▶ _WHAT YOU SHOULD DO_
Write out, precisely and in full, each line of the material.

--------------------------------

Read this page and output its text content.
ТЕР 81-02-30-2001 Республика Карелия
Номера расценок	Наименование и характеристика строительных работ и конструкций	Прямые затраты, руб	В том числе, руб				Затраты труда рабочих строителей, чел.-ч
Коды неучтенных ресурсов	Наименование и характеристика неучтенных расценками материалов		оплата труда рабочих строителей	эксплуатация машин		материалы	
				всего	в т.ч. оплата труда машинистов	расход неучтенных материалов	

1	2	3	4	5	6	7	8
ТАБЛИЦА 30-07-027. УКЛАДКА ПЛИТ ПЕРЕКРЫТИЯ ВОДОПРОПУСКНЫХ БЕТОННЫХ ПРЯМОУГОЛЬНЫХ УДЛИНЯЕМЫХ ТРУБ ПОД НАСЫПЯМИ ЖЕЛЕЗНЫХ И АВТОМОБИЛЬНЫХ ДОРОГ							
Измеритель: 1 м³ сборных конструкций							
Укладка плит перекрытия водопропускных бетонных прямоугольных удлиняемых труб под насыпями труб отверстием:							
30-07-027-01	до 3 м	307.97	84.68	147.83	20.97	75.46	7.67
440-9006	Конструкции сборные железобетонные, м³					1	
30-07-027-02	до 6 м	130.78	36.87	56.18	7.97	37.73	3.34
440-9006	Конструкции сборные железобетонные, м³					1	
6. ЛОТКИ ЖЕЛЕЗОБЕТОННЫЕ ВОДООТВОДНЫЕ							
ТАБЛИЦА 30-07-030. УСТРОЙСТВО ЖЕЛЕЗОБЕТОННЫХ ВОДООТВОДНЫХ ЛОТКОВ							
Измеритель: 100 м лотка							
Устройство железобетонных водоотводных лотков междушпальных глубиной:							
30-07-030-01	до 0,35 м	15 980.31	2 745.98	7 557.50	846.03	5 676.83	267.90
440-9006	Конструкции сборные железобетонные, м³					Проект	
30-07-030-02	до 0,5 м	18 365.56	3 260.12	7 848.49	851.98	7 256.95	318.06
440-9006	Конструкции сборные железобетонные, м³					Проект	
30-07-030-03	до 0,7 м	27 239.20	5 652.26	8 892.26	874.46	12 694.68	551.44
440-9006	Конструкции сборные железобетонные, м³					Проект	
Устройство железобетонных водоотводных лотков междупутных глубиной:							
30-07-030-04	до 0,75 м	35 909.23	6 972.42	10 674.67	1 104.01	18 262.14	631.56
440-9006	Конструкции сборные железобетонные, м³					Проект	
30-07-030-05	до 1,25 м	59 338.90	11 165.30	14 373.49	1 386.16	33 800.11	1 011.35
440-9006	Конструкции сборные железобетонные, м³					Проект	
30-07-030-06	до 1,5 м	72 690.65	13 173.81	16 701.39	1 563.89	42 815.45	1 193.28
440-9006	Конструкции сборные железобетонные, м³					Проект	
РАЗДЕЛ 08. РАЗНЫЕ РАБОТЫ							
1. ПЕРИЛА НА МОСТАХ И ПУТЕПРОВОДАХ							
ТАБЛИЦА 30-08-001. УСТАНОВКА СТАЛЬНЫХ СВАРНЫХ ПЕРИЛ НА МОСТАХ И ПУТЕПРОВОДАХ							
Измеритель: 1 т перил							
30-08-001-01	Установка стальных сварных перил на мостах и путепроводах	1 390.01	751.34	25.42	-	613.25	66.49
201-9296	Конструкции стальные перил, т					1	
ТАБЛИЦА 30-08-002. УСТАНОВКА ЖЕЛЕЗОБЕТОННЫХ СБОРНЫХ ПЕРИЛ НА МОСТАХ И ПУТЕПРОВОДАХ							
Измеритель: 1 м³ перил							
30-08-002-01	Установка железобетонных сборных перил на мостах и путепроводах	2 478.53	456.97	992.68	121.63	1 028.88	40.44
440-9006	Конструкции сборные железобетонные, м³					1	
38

--------------------------------

▶ _ANSWER FOR THIS EXERCISE_
Read this page and output its text content.
ТЕР 81-02-30-2001 Республика Карелия
Номера расценок	Наименование и характеристика строительных работ и конструкций	Прямые затраты, руб	В том числе, руб				Затраты труда рабочих строителей, чел.-ч
Коды неучтенных ресурсов	Наименование и характеристика неучтенных расценками материалов		оплата труда рабочих строителей	эксплуатация машин		материалы	
				всего	в т.ч. оплата труда машинистов	расход неучтенных материалов	

1	2	3	4	5	6	7	8
ТАБЛИЦА 30-07-027. УКЛАДКА ПЛИТ ПЕРЕКРЫТИЯ ВОДОПРОПУСКНЫХ БЕТОННЫХ ПРЯМОУГОЛЬНЫХ УДЛИНЯЕМЫХ ТРУБ ПОД НАСЫПЯМИ ЖЕЛЕЗНЫХ И АВТОМОБИЛЬНЫХ ДОРОГ							
Измеритель: 1 м³ сборных конструкций							
Укладка плит перекрытия водопропускных бетонных прямоугольных удлиняемых труб под насыпями труб отверстием:							
30-07-027-01	до 3 м	307.97	84.68	147.83	20.97	75.46	7.67
440-9006	Конструкции сборные железобетонные, м³					1	
30-07-027-02	до 6 м	130.78	36.87	56.18	7.97	37.73	3.34
440-9006	Конструкции сборные железобетонные, м³					1	
6. ЛОТКИ ЖЕЛЕЗОБЕТОННЫЕ ВОДООТВОДНЫЕ							
ТАБЛИЦА 30-07-030. УСТРОЙСТВО ЖЕЛЕЗОБЕТОННЫХ ВОДООТВОДНЫХ ЛОТКОВ							
Измеритель: 100 м лотка							
Устройство железобетонных водоотводных лотков междушпальных глубиной:							
30-07-030-01	до 0,35 м	15 980.31	2 745.98	7 557.50	846.03	5 676.83	267.90
440-9006	Конструкции сборные железобетонные, м³					Проект	
30-07-030-02	до 0,5 м	18 365.56	3 260.12	7 848.49	851.98	7 256.95	318.06
440-9006	Конструкции сборные железобетонные, м³					Проект	
30-07-030-03	до 0,7 м	27 239.20	5 652.26	8 892.26	874.46	12 694.68	551.44
440-9006	Конструкции сборные железобетонные, м³					Проект	
Устройство железобетонных водоотводных лотков междупутных глубиной:							
30-07-030-04	до 0,75 м	35 909.23	6 972.42	10 674.67	1 104.01	18 262.14	631.56
440-9006	Конструкции сборные железобетонные, м³					Проект	
30-07-030-05	до 1,25 м	59 338.90	11 165.30	14 373.49	1 386.16	33 800.11	1 011.35
440-9006	Конструкции сборные железобетонные, м³					Проект	
30-07-030-06	до 1,5 м	72 690.65	13 173.81	16 701.39	1 563.89	42 815.45	1 193.28
440-9006	Конструкции сборные железобетонные, м³					Проект	
РАЗДЕЛ 08. РАЗНЫЕ РАБОТЫ							
1. ПЕРИЛА НА МОСТАХ И ПУТЕПРОВОДАХ							
ТАБЛИЦА 30-08-001. УСТАНОВКА СТАЛЬНЫХ СВАРНЫХ ПЕРИЛ НА МОСТАХ И ПУТЕПРОВОДАХ							
Измеритель: 1 т перил							
30-08-001-01	Установка стальных сварных перил на мостах и путепроводах	1 390.01	751.34	25.42	-	613.25	66.49
201-9296	Конструкции стальные перил, т					1	
ТАБЛИЦА 30-08-002. УСТАНОВКА ЖЕЛЕЗОБЕТОННЫХ СБОРНЫХ ПЕРИЛ НА МОСТАХ И ПУТЕПРОВОДАХ							
Измеритель: 1 м³ перил							
30-08-002-01	Установка железобетонных сборных перил на мостах и путепроводах	2 478.53	456.97	992.68	121.63	1 028.88	40.44
440-9006	Конструкции сборные железобетонные, м³					1	
38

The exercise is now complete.